REQUIREMENTS — Take from the listing each line that has the string "completo".

DATA ROWS —
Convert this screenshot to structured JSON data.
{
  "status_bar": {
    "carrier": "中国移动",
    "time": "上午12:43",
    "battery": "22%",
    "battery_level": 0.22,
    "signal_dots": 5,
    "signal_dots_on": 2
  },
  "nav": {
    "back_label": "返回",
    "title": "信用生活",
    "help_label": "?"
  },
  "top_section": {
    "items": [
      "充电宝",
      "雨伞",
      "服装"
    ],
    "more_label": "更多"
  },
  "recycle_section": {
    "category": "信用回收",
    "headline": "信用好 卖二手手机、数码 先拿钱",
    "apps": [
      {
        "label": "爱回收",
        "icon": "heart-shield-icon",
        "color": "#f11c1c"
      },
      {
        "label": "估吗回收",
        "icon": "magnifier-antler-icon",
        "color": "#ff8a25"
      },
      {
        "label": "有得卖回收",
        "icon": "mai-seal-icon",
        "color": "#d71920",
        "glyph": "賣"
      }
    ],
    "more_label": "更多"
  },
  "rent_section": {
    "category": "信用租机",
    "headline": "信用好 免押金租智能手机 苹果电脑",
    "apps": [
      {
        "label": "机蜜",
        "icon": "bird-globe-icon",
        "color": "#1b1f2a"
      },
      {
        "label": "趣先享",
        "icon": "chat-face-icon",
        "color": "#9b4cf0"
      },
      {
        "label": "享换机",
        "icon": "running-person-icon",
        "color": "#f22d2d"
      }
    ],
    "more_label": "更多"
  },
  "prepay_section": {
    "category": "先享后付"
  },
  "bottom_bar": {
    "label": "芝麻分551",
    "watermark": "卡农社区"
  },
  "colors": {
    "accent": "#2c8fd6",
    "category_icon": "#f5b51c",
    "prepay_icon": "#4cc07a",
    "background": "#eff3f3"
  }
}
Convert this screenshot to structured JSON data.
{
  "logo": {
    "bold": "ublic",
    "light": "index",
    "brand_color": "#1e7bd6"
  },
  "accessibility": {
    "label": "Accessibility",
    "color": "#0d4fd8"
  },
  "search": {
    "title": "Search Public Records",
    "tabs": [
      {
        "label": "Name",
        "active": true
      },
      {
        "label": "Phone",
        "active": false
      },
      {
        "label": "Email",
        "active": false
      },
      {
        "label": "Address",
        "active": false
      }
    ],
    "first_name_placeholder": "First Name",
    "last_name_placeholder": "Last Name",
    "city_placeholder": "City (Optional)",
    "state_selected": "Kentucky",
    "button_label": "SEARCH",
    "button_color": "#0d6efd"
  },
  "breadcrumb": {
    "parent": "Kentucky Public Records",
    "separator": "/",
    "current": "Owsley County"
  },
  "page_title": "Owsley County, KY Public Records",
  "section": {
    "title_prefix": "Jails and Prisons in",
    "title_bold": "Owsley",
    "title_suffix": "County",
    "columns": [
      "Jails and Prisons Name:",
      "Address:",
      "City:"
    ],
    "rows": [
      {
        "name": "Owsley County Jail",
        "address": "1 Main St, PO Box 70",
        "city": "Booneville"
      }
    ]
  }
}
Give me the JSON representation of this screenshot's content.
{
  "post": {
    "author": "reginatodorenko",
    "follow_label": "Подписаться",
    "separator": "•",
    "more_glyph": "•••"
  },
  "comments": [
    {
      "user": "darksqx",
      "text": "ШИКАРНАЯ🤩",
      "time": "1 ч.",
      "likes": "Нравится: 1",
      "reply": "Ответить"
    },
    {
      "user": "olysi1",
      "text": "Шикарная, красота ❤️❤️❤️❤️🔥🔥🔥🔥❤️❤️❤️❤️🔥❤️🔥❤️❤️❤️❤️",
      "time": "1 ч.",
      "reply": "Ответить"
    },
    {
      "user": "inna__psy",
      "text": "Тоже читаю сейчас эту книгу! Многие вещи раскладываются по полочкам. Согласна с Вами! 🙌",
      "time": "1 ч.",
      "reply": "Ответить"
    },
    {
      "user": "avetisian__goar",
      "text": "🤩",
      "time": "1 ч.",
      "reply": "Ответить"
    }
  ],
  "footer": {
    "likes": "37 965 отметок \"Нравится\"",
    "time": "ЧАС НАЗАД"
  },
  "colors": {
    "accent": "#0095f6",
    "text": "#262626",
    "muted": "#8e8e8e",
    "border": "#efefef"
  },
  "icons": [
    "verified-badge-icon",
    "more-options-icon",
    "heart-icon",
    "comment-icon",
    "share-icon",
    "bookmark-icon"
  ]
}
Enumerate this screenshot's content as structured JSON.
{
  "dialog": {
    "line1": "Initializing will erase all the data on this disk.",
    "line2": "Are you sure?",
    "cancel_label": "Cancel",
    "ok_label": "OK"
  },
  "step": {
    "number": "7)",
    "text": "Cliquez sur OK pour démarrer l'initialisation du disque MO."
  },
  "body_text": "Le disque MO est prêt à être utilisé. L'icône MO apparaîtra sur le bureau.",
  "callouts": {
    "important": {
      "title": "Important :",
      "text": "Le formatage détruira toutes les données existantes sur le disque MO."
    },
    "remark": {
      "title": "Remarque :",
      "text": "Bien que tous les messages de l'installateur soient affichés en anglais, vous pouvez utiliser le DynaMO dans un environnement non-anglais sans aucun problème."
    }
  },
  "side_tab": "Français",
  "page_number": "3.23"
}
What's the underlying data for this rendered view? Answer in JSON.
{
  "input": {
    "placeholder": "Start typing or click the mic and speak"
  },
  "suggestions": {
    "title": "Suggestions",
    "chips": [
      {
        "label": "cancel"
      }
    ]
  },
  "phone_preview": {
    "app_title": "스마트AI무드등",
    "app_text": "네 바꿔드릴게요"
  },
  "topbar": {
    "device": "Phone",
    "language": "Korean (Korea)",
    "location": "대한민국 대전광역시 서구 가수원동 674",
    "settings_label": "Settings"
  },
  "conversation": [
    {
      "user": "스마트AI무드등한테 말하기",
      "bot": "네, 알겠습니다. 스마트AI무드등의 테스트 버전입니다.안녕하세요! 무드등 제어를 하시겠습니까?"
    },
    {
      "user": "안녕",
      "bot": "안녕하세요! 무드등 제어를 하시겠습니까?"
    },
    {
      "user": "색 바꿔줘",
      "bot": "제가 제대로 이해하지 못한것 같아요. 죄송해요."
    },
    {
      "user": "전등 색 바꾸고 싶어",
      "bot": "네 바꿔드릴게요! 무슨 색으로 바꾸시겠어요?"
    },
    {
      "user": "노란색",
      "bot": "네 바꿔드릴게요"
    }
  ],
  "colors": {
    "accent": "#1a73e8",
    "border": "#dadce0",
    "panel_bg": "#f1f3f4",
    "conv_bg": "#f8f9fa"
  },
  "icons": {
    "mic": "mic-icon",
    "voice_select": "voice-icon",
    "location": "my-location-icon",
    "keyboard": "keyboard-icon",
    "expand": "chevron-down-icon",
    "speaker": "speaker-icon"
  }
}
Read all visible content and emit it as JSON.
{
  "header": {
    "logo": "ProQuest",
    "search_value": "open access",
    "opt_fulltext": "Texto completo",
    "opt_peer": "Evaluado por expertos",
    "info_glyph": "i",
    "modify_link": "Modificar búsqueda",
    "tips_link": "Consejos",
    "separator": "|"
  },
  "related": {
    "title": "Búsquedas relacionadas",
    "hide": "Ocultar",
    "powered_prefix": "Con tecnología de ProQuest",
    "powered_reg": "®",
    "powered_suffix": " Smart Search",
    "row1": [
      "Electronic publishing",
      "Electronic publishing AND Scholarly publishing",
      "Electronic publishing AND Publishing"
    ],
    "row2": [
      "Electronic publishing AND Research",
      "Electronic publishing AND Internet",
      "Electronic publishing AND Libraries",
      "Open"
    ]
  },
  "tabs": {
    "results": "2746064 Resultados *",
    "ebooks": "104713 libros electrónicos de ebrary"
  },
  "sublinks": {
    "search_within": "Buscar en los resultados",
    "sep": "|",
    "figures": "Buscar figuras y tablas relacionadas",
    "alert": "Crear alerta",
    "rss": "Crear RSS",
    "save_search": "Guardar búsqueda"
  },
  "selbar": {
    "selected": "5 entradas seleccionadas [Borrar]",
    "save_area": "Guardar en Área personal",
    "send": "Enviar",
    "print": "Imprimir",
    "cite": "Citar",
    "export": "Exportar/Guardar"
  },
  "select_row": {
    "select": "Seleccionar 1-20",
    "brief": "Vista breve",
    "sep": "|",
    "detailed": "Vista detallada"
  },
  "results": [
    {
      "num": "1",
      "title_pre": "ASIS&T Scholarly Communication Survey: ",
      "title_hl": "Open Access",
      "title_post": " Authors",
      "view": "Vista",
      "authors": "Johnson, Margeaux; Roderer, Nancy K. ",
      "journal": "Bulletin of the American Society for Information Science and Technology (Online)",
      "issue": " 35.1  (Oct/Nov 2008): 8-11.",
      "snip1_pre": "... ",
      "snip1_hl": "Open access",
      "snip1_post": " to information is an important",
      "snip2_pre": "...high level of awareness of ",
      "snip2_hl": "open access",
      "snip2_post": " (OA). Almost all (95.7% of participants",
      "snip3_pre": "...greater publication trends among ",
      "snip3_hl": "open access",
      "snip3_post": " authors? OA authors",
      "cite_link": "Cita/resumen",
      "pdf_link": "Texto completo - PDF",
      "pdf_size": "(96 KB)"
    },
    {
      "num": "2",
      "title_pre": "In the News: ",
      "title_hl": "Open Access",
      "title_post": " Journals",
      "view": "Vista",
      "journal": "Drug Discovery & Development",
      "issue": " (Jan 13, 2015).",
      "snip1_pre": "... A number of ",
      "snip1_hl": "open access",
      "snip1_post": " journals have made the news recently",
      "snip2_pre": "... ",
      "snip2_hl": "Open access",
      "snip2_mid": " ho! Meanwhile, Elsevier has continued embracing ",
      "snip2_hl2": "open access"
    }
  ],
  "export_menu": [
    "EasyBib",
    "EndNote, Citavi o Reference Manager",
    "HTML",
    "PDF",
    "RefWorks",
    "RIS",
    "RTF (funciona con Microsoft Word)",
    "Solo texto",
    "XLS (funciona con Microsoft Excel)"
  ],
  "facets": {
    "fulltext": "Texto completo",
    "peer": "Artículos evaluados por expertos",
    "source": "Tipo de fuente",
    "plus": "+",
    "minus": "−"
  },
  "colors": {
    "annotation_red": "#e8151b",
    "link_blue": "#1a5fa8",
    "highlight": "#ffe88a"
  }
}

ANSWER TO THIS TASK —
    "opt_fulltext": "Texto completo",
      "pdf_link": "Texto completo - PDF",
    "fulltext": "Texto completo",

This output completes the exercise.